Task brief
Take each line containing the word "name" and copy it.

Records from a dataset
^^^^^^^^^^^^^^^^

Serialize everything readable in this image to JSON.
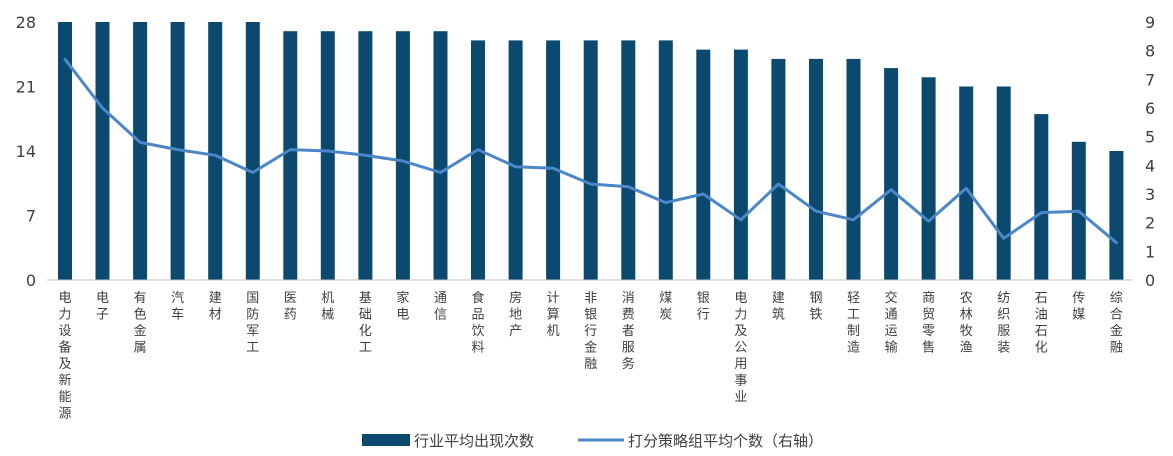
{
  "chart_data": {
    "type": "bar",
    "categories": [
      "电力设备及新能源",
      "电子",
      "有色金属",
      "汽车",
      "建材",
      "国防军工",
      "医药",
      "机械",
      "基础化工",
      "家电",
      "通信",
      "食品饮料",
      "房地产",
      "计算机",
      "非银行金融",
      "消费者服务",
      "煤炭",
      "银行",
      "电力及公用事业",
      "建筑",
      "钢铁",
      "轻工制造",
      "交通运输",
      "商贸零售",
      "农林牧渔",
      "纺织服装",
      "石油石化",
      "传媒",
      "综合金融"
    ],
    "series": [
      {
        "name": "行业平均出现次数",
        "type": "bar",
        "axis": "left",
        "color": "#0b4a6e",
        "values": [
          28,
          28,
          28,
          28,
          28,
          28,
          27,
          27,
          27,
          27,
          27,
          26,
          26,
          26,
          26,
          26,
          26,
          25,
          25,
          24,
          24,
          24,
          23,
          22,
          21,
          21,
          18,
          15,
          14
        ]
      },
      {
        "name": "打分策略组平均个数（右轴）",
        "type": "line",
        "axis": "right",
        "color": "#4a86c8",
        "values": [
          7.7,
          6.0,
          4.8,
          4.55,
          4.35,
          3.75,
          4.55,
          4.5,
          4.35,
          4.15,
          3.75,
          4.55,
          3.95,
          3.9,
          3.35,
          3.25,
          2.7,
          3.0,
          2.1,
          3.35,
          2.4,
          2.1,
          3.15,
          2.05,
          3.2,
          1.45,
          2.35,
          2.4,
          1.3
        ]
      }
    ],
    "ylim_left": [
      0,
      28
    ],
    "yticks_left": [
      0,
      7,
      14,
      21,
      28
    ],
    "ylim_right": [
      0,
      9
    ],
    "yticks_right": [
      0,
      1,
      2,
      3,
      4,
      5,
      6,
      7,
      8,
      9
    ],
    "grid": false,
    "legend_position": "bottom-center"
  }
}
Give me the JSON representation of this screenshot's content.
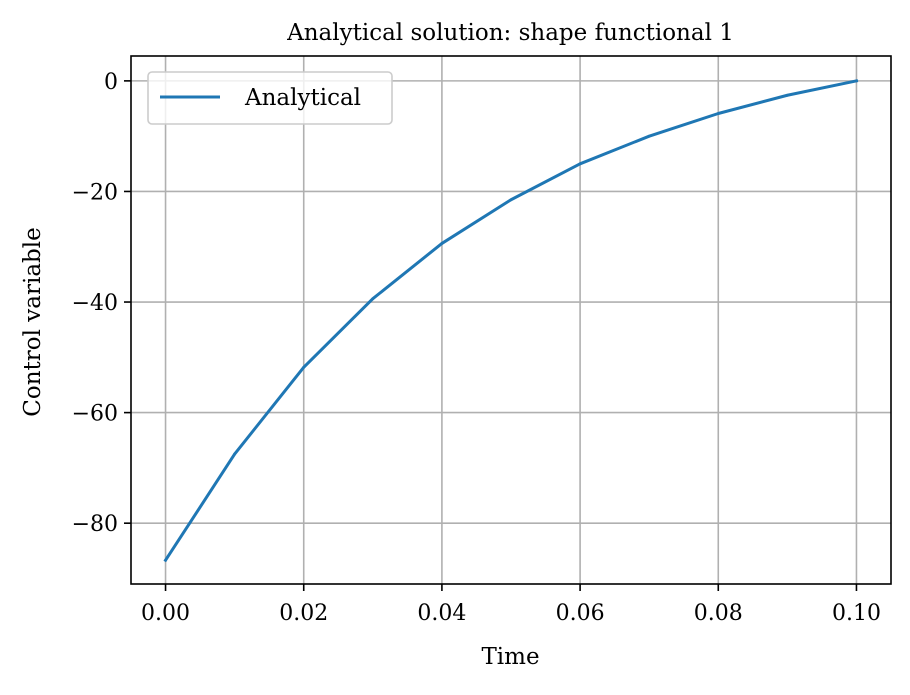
{
  "chart_data": {
    "type": "line",
    "title": "Analytical solution: shape functional 1",
    "xlabel": "Time",
    "ylabel": "Control variable",
    "xlim": [
      -0.005,
      0.105
    ],
    "ylim": [
      -91,
      4.5
    ],
    "xticks": [
      0.0,
      0.02,
      0.04,
      0.06,
      0.08,
      0.1
    ],
    "xtick_labels": [
      "0.00",
      "0.02",
      "0.04",
      "0.06",
      "0.08",
      "0.10"
    ],
    "yticks": [
      0,
      -20,
      -40,
      -60,
      -80
    ],
    "ytick_labels": [
      "0",
      "−20",
      "−40",
      "−60",
      "−80"
    ],
    "grid": true,
    "legend": {
      "placement": "upper-left",
      "entries": [
        "Analytical"
      ]
    },
    "series": [
      {
        "name": "Analytical",
        "color": "#1f77b4",
        "x": [
          0.0,
          0.01,
          0.02,
          0.03,
          0.04,
          0.05,
          0.06,
          0.07,
          0.08,
          0.09,
          0.1
        ],
        "y": [
          -86.7,
          -67.5,
          -51.8,
          -39.4,
          -29.4,
          -21.5,
          -15.0,
          -10.0,
          -5.9,
          -2.6,
          0.0
        ]
      }
    ]
  }
}
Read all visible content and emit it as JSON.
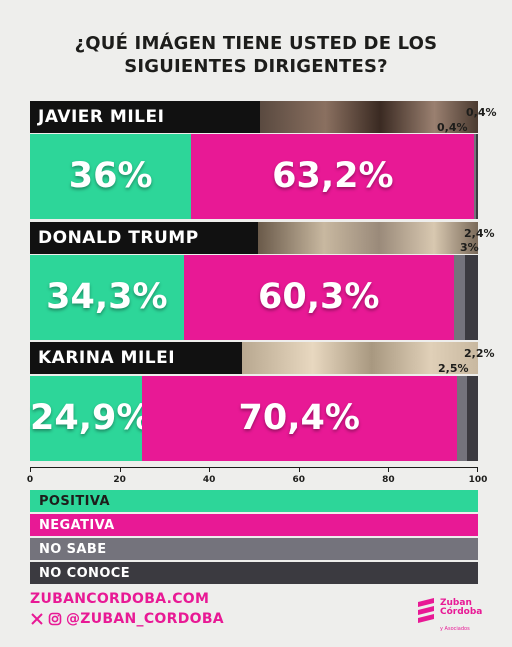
{
  "title_lines": [
    "¿QUÉ IMÁGEN TIENE USTED DE LOS",
    "SIGUIENTES DIRIGENTES?"
  ],
  "chart_data": {
    "type": "bar",
    "stacked": true,
    "orientation": "horizontal",
    "title": "¿QUÉ IMÁGEN TIENE USTED DE LOS SIGUIENTES DIRIGENTES?",
    "categories": [
      "JAVIER MILEI",
      "DONALD TRUMP",
      "KARINA MILEI"
    ],
    "series": [
      {
        "name": "POSITIVA",
        "color": "#2dd699",
        "values": [
          36,
          34.3,
          24.9
        ],
        "labels": [
          "36%",
          "34,3%",
          "24,9%"
        ]
      },
      {
        "name": "NEGATIVA",
        "color": "#e81995",
        "values": [
          63.2,
          60.3,
          70.4
        ],
        "labels": [
          "63,2%",
          "60,3%",
          "70,4%"
        ]
      },
      {
        "name": "NO SABE",
        "color": "#74737c",
        "values": [
          0.4,
          2.4,
          2.2
        ],
        "labels": [
          "0,4%",
          "2,4%",
          "2,2%"
        ]
      },
      {
        "name": "NO CONOCE",
        "color": "#3b3a40",
        "values": [
          0.4,
          3,
          2.5
        ],
        "labels": [
          "0,4%",
          "3%",
          "2,5%"
        ]
      }
    ],
    "xlim": [
      0,
      100
    ],
    "xticks": [
      "0",
      "20",
      "40",
      "60",
      "80",
      "100"
    ],
    "legend_position": "bottom"
  },
  "footer": {
    "website": "ZUBANCORDOBA.COM",
    "handle": "@ZUBAN_CORDOBA",
    "logo_line1": "Zuban",
    "logo_line2": "Córdoba",
    "logo_line3": "y Asociados"
  },
  "icons": [
    "x-logo-icon",
    "instagram-icon",
    "zuban-cordoba-logo"
  ]
}
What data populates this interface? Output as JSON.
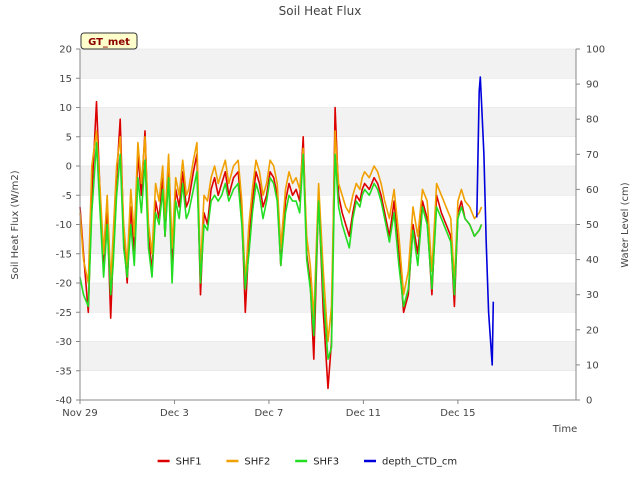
{
  "chart_data": {
    "type": "line",
    "title": "Soil Heat Flux",
    "badge": "GT_met",
    "xlabel": "Time",
    "ylabel": "Soil Heat Flux (W/m2)",
    "y2label": "Water Level (cm)",
    "x_unit": "days since Nov 29",
    "xlim": [
      0,
      21
    ],
    "ylim": [
      -40,
      20
    ],
    "y2lim": [
      0,
      100
    ],
    "x_ticks": [
      {
        "value": 0,
        "label": "Nov 29"
      },
      {
        "value": 4,
        "label": "Dec 3"
      },
      {
        "value": 8,
        "label": "Dec 7"
      },
      {
        "value": 12,
        "label": "Dec 11"
      },
      {
        "value": 16,
        "label": "Dec 15"
      }
    ],
    "y_ticks": [
      20,
      15,
      10,
      5,
      0,
      -5,
      -10,
      -15,
      -20,
      -25,
      -30,
      -35,
      -40
    ],
    "y2_ticks": [
      100,
      90,
      80,
      70,
      60,
      50,
      40,
      30,
      20,
      10,
      0
    ],
    "background_bands": true,
    "legend_position": "bottom-center",
    "series": [
      {
        "name": "SHF1",
        "color": "#dd0000",
        "axis": "left",
        "x": [
          0.0,
          0.15,
          0.35,
          0.5,
          0.7,
          0.85,
          1.0,
          1.15,
          1.3,
          1.4,
          1.55,
          1.7,
          1.85,
          2.0,
          2.15,
          2.3,
          2.45,
          2.6,
          2.75,
          2.9,
          3.05,
          3.2,
          3.35,
          3.5,
          3.6,
          3.75,
          3.9,
          4.05,
          4.2,
          4.35,
          4.5,
          4.6,
          4.8,
          4.95,
          5.1,
          5.25,
          5.4,
          5.55,
          5.7,
          5.85,
          6.0,
          6.15,
          6.3,
          6.5,
          6.7,
          6.85,
          7.0,
          7.15,
          7.3,
          7.45,
          7.6,
          7.75,
          7.9,
          8.05,
          8.2,
          8.35,
          8.5,
          8.7,
          8.85,
          9.0,
          9.15,
          9.3,
          9.45,
          9.6,
          9.75,
          9.9,
          10.1,
          10.3,
          10.5,
          10.65,
          10.8,
          10.95,
          11.1,
          11.25,
          11.4,
          11.55,
          11.7,
          11.85,
          11.95,
          12.05,
          12.25,
          12.45,
          12.6,
          12.75,
          12.9,
          13.1,
          13.3,
          13.5,
          13.7,
          13.9,
          14.1,
          14.3,
          14.5,
          14.7,
          14.9,
          15.1,
          15.3,
          15.5,
          15.7,
          15.85,
          16.0,
          16.15,
          16.3,
          16.5,
          16.7,
          16.9,
          17.0
        ],
        "values": [
          -7,
          -15,
          -25,
          -5,
          11,
          -5,
          -18,
          -8,
          -26,
          -15,
          -2,
          8,
          -12,
          -20,
          -7,
          -15,
          2,
          -5,
          6,
          -12,
          -18,
          -6,
          -9,
          -2,
          -12,
          0,
          -18,
          -4,
          -7,
          -1,
          -7,
          -6,
          -1,
          2,
          -22,
          -8,
          -10,
          -4,
          -2,
          -5,
          -3,
          -1,
          -5,
          -2,
          -1,
          -8,
          -25,
          -13,
          -6,
          -1,
          -3,
          -7,
          -5,
          -1,
          -2,
          -5,
          -17,
          -6,
          -3,
          -5,
          -4,
          -6,
          5,
          -15,
          -20,
          -33,
          -5,
          -25,
          -38,
          -30,
          10,
          -5,
          -8,
          -10,
          -12,
          -8,
          -5,
          -6,
          -4,
          -3,
          -4,
          -2,
          -3,
          -5,
          -8,
          -12,
          -6,
          -15,
          -25,
          -22,
          -10,
          -15,
          -6,
          -9,
          -22,
          -5,
          -8,
          -10,
          -12,
          -24,
          -8,
          -6,
          -9,
          -10,
          -12,
          -11,
          -10
        ],
        "_comment": "x and values lengths aligned by renderer"
      },
      {
        "name": "SHF2",
        "color": "#f0a000",
        "axis": "left",
        "x": [
          0.0,
          0.15,
          0.35,
          0.5,
          0.7,
          0.85,
          1.0,
          1.15,
          1.3,
          1.4,
          1.55,
          1.7,
          1.85,
          2.0,
          2.15,
          2.3,
          2.45,
          2.6,
          2.75,
          2.9,
          3.05,
          3.2,
          3.35,
          3.5,
          3.6,
          3.75,
          3.9,
          4.05,
          4.2,
          4.35,
          4.5,
          4.6,
          4.8,
          4.95,
          5.1,
          5.25,
          5.4,
          5.55,
          5.7,
          5.85,
          6.0,
          6.15,
          6.3,
          6.5,
          6.7,
          6.85,
          7.0,
          7.15,
          7.3,
          7.45,
          7.6,
          7.75,
          7.9,
          8.05,
          8.2,
          8.35,
          8.5,
          8.7,
          8.85,
          9.0,
          9.15,
          9.3,
          9.45,
          9.6,
          9.75,
          9.9,
          10.1,
          10.3,
          10.5,
          10.65,
          10.8,
          10.95,
          11.1,
          11.25,
          11.4,
          11.55,
          11.7,
          11.85,
          11.95,
          12.05,
          12.25,
          12.45,
          12.6,
          12.75,
          12.9,
          13.1,
          13.3,
          13.5,
          13.7,
          13.9,
          14.1,
          14.3,
          14.5,
          14.7,
          14.9,
          15.1,
          15.3,
          15.5,
          15.7,
          15.85,
          16.0,
          16.15,
          16.3,
          16.5,
          16.7,
          16.9,
          17.0
        ],
        "values": [
          -8,
          -16,
          -20,
          0,
          6,
          -4,
          -15,
          -5,
          -20,
          -12,
          0,
          5,
          -10,
          -17,
          -4,
          -12,
          4,
          -3,
          5,
          -10,
          -15,
          -3,
          -6,
          0,
          -9,
          2,
          -14,
          -2,
          -5,
          1,
          -5,
          -4,
          1,
          4,
          -18,
          -5,
          -6,
          -2,
          0,
          -3,
          -1,
          1,
          -3,
          0,
          1,
          -6,
          -20,
          -10,
          -4,
          1,
          -1,
          -5,
          -3,
          1,
          0,
          -3,
          -14,
          -4,
          -1,
          -3,
          -2,
          -4,
          3,
          -12,
          -17,
          -26,
          -3,
          -18,
          -30,
          -24,
          6,
          -3,
          -5,
          -7,
          -8,
          -5,
          -3,
          -4,
          -2,
          -1,
          -2,
          0,
          -1,
          -3,
          -6,
          -9,
          -4,
          -12,
          -22,
          -18,
          -7,
          -12,
          -4,
          -6,
          -18,
          -3,
          -5,
          -7,
          -9,
          -20,
          -6,
          -4,
          -6,
          -7,
          -9,
          -8,
          -7
        ]
      },
      {
        "name": "SHF3",
        "color": "#22dd22",
        "axis": "left",
        "x": [
          0.0,
          0.15,
          0.35,
          0.5,
          0.7,
          0.85,
          1.0,
          1.15,
          1.3,
          1.4,
          1.55,
          1.7,
          1.85,
          2.0,
          2.15,
          2.3,
          2.45,
          2.6,
          2.75,
          2.9,
          3.05,
          3.2,
          3.35,
          3.5,
          3.6,
          3.75,
          3.9,
          4.05,
          4.2,
          4.35,
          4.5,
          4.6,
          4.8,
          4.95,
          5.1,
          5.25,
          5.4,
          5.55,
          5.7,
          5.85,
          6.0,
          6.15,
          6.3,
          6.5,
          6.7,
          6.85,
          7.0,
          7.15,
          7.3,
          7.45,
          7.6,
          7.75,
          7.9,
          8.05,
          8.2,
          8.35,
          8.5,
          8.7,
          8.85,
          9.0,
          9.15,
          9.3,
          9.45,
          9.6,
          9.75,
          9.9,
          10.1,
          10.3,
          10.5,
          10.65,
          10.8,
          10.95,
          11.1,
          11.25,
          11.4,
          11.55,
          11.7,
          11.85,
          11.95,
          12.05,
          12.25,
          12.45,
          12.6,
          12.75,
          12.9,
          13.1,
          13.3,
          13.5,
          13.7,
          13.9,
          14.1,
          14.3,
          14.5,
          14.7,
          14.9,
          15.1,
          15.3,
          15.5,
          15.7,
          15.85,
          16.0,
          16.15,
          16.3,
          16.5,
          16.7,
          16.9,
          17.0
        ],
        "values": [
          -19,
          -22,
          -24,
          -8,
          4,
          -8,
          -19,
          -10,
          -22,
          -17,
          -5,
          2,
          -14,
          -19,
          -10,
          -17,
          -2,
          -8,
          1,
          -14,
          -19,
          -8,
          -10,
          -4,
          -12,
          -2,
          -20,
          -6,
          -9,
          -3,
          -9,
          -8,
          -4,
          -1,
          -20,
          -10,
          -11,
          -6,
          -5,
          -6,
          -5,
          -3,
          -6,
          -4,
          -3,
          -10,
          -21,
          -15,
          -8,
          -3,
          -5,
          -9,
          -6,
          -2,
          -3,
          -6,
          -17,
          -8,
          -5,
          -6,
          -6,
          -8,
          2,
          -16,
          -21,
          -29,
          -6,
          -22,
          -33,
          -31,
          2,
          -7,
          -10,
          -12,
          -14,
          -9,
          -6,
          -7,
          -5,
          -4,
          -5,
          -3,
          -4,
          -6,
          -9,
          -13,
          -8,
          -17,
          -24,
          -21,
          -11,
          -17,
          -7,
          -10,
          -21,
          -7,
          -9,
          -11,
          -13,
          -22,
          -9,
          -7,
          -9,
          -10,
          -12,
          -11,
          -10
        ]
      },
      {
        "name": "depth_CTD_cm",
        "color": "#0000dd",
        "axis": "right",
        "x": [
          16.8,
          16.85,
          16.9,
          16.95,
          17.0,
          17.1,
          17.2,
          17.3,
          17.4,
          17.45,
          17.5
        ],
        "values": [
          52,
          70,
          88,
          92,
          85,
          70,
          45,
          25,
          15,
          10,
          28
        ]
      }
    ]
  }
}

^^^^^^^^^^^^^^^^

Solved problem
        "name": "行业平均出现次数",
        "name": "打分策略组平均个数（右轴）",
        "name": "Analytical",
        "name": "POSITIVA",
        "name": "NEGATIVA",
        "name": "NO SABE",
        "name": "NO CONOCE",
        "name": "SHF1",
        "name": "SHF2",
        "name": "SHF3",
        "name": "depth_CTD_cm",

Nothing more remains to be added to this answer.